> [Aim] Below are the records. Gather each line that holds "护理疑有腹腔内脏器损伤的病人".

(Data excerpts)
^^^^
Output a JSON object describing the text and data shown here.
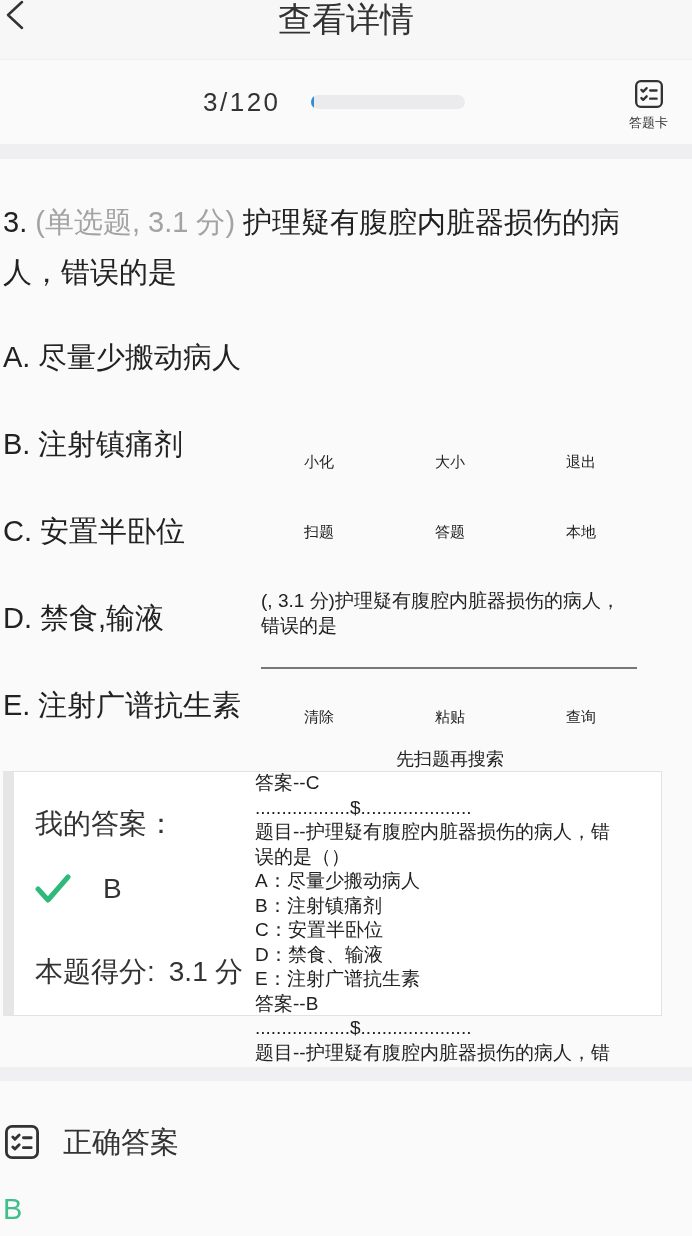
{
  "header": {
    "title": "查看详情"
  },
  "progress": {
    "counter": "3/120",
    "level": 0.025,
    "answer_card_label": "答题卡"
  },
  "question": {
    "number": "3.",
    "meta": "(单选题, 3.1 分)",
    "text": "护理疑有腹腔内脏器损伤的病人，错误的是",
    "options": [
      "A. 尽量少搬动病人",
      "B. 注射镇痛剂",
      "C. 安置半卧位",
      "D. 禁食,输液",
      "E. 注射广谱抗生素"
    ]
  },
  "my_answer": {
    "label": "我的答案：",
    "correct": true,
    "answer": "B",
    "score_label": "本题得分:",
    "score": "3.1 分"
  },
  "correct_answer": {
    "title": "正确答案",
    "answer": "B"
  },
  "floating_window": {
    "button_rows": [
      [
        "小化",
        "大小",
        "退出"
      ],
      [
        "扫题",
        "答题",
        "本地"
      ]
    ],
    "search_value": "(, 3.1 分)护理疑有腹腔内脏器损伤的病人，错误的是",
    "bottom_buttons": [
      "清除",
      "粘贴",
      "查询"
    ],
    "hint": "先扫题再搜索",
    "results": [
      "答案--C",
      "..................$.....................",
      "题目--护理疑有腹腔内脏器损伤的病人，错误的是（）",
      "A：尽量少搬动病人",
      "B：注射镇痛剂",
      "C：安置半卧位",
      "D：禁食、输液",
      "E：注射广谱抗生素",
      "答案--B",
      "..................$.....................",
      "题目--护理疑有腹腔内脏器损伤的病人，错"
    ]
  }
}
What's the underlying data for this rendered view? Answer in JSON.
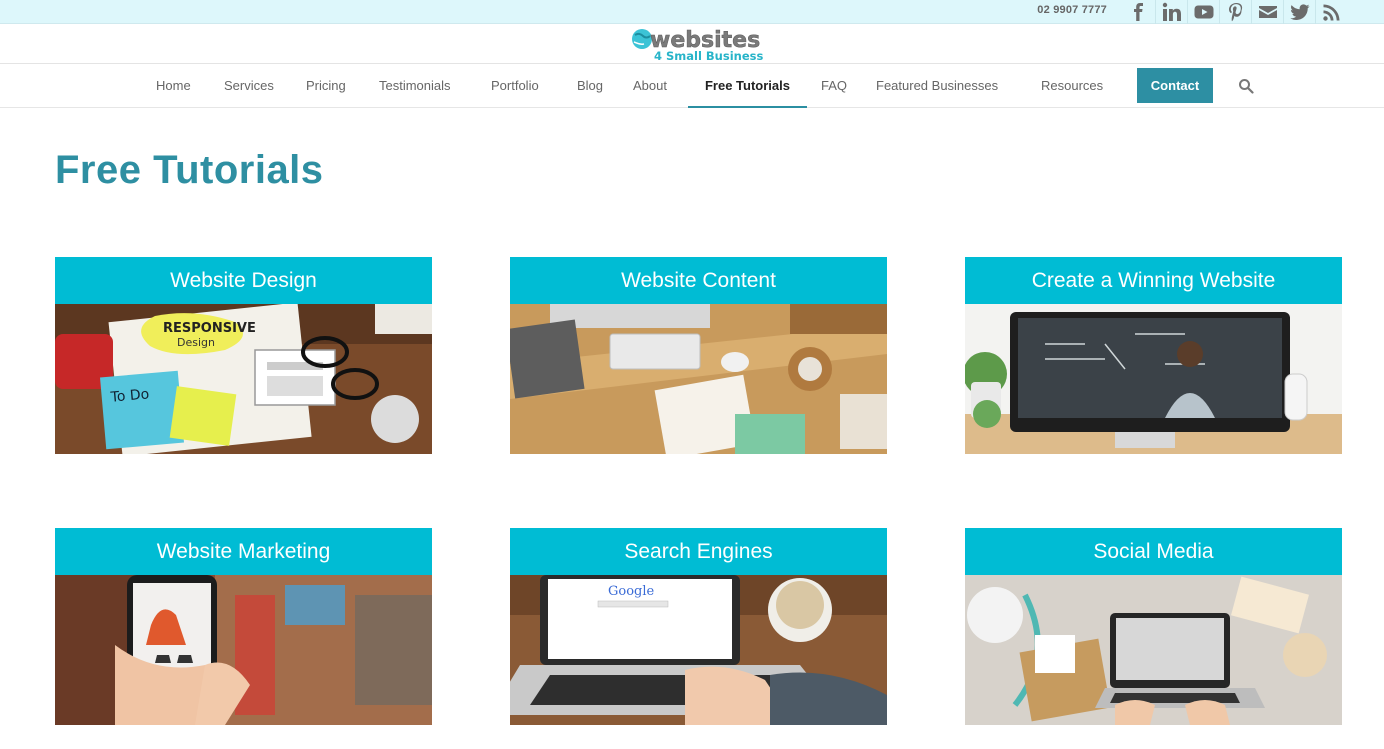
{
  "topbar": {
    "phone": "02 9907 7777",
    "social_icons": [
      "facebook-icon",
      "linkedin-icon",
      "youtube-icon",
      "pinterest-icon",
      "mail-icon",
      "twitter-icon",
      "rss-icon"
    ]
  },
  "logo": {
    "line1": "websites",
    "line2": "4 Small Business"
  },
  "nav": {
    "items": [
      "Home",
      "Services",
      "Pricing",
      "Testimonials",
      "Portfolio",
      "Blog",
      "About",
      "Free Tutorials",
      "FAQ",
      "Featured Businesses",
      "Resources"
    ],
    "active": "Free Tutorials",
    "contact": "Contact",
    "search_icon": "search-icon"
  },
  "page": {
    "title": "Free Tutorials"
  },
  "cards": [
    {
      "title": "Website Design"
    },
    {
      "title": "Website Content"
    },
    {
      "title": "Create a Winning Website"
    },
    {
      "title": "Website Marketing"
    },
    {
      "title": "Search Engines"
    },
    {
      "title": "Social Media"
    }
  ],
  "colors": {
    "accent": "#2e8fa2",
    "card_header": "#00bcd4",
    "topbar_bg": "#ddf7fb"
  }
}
^^^^
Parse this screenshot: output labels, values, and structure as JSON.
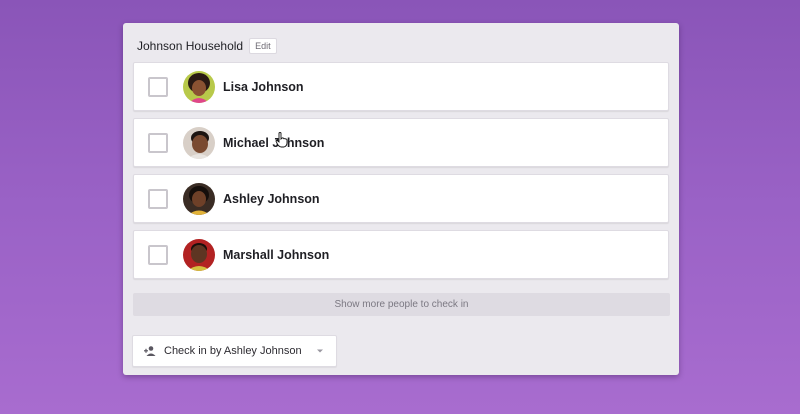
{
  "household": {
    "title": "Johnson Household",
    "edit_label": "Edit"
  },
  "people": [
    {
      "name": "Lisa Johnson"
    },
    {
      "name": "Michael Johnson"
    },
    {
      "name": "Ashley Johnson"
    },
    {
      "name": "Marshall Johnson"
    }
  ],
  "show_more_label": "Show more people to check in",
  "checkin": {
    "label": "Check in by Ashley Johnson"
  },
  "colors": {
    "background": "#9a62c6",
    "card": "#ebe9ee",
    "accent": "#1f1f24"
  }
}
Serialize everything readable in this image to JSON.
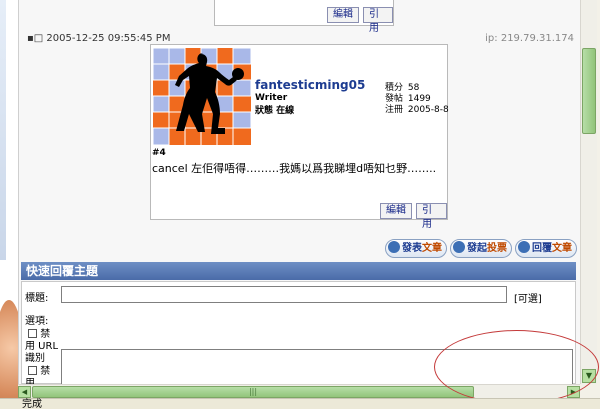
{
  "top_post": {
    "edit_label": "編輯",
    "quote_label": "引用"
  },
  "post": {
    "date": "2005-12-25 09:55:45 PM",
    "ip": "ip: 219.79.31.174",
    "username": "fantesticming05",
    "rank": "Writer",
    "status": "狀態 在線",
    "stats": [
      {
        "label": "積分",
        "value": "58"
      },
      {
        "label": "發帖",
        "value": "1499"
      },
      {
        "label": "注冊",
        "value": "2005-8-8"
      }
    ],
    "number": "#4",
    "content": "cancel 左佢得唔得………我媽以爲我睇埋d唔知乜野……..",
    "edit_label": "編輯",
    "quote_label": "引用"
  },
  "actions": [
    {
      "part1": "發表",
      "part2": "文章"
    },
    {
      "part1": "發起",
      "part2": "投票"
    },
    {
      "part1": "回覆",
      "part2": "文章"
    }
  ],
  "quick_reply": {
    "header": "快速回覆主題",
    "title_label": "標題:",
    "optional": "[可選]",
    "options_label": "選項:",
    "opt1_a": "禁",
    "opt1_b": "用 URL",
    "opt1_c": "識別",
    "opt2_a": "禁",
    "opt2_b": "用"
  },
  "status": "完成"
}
^^^^
> [Result of this exercise]
    "text": "护理疑有腹腔内脏器损伤的病人，错误的是",
    "search_value": "(, 3.1 分)护理疑有腹腔内脏器损伤的病人，错误的是",
      "题目--护理疑有腹腔内脏器损伤的病人，错误的是（）",
      "题目--护理疑有腹腔内脏器损伤的病人，错"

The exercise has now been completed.